- _WORK REQUIRED_
Filter the entries and keep only the lines where the string "lower" appears.

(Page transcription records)
= = = =

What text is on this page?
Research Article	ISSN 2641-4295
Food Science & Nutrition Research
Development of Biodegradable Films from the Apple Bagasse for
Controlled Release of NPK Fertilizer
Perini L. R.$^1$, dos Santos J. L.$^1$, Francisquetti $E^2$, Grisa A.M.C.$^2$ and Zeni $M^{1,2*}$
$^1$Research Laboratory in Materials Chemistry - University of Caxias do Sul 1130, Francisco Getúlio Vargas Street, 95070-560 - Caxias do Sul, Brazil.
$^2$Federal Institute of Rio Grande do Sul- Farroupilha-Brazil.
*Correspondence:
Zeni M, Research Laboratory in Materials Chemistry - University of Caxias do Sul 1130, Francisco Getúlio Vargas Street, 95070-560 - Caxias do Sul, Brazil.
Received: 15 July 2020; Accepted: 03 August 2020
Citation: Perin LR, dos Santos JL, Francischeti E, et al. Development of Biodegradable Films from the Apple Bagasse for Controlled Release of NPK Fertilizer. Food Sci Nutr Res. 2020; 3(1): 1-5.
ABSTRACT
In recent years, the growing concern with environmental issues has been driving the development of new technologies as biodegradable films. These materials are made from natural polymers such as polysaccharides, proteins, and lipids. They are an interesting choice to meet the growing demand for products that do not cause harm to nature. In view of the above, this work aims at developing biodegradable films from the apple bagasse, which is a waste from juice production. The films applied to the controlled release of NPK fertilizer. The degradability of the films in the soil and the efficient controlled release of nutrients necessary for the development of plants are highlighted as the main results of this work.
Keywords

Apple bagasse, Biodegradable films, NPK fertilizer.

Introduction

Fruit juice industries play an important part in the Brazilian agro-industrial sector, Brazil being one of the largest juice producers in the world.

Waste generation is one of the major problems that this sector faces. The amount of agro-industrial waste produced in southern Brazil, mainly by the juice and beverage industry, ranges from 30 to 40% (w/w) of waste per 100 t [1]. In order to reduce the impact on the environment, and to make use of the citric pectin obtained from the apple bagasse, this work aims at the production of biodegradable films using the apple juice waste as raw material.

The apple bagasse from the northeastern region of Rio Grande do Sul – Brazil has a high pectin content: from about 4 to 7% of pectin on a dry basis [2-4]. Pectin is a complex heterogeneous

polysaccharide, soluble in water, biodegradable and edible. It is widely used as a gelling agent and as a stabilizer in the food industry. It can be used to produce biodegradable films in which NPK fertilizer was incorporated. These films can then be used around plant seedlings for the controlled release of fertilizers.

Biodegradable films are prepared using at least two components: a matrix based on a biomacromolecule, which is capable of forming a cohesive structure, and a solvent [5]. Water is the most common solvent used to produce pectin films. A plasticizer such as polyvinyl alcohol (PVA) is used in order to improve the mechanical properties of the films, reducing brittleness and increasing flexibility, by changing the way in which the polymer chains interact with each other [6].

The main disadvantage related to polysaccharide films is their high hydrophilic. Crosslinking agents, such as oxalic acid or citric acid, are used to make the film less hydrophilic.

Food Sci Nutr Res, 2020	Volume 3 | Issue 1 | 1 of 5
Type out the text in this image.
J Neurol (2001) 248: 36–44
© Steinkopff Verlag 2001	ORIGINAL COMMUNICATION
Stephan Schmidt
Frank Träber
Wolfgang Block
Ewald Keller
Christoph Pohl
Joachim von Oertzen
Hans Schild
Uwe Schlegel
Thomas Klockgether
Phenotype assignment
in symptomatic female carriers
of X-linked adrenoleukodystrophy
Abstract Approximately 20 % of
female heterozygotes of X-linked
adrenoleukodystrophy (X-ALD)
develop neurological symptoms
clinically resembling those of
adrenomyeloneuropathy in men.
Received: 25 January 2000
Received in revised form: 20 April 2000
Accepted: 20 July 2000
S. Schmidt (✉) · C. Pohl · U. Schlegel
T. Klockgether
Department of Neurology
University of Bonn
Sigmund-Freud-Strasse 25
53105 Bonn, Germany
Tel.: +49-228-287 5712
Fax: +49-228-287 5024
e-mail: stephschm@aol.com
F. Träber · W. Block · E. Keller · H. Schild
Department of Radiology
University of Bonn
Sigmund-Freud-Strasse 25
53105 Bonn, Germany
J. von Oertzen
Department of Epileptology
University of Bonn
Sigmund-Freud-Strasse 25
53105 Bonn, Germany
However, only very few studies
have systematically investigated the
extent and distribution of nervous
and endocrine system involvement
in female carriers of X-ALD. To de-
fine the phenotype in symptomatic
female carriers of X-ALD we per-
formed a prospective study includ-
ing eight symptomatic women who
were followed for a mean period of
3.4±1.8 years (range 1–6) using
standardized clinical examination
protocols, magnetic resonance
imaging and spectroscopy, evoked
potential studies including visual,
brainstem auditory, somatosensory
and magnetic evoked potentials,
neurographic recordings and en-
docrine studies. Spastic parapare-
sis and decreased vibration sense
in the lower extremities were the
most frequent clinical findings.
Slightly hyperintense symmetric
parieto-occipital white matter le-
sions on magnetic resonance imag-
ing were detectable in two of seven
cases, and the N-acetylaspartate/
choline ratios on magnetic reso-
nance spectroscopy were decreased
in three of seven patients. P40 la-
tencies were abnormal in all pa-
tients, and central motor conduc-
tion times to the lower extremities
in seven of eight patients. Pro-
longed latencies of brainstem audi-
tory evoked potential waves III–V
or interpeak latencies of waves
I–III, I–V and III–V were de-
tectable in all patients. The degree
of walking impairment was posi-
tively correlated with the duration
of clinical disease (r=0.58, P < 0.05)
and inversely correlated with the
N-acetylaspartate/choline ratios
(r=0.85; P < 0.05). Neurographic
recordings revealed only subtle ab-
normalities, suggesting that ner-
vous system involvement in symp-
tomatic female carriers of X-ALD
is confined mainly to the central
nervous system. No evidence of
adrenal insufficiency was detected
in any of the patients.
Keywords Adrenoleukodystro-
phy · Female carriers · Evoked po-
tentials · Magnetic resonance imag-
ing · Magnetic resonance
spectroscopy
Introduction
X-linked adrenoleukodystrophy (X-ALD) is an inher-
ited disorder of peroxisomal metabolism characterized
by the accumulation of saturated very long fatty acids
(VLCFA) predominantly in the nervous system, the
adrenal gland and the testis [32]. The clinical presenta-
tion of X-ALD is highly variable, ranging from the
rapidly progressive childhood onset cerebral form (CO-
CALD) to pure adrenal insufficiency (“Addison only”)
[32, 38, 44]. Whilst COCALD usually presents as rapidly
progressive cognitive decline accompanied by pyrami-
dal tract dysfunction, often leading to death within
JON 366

= = = =

- _SOLUTION_
in the lower extremities were the
tion times to the lower extremities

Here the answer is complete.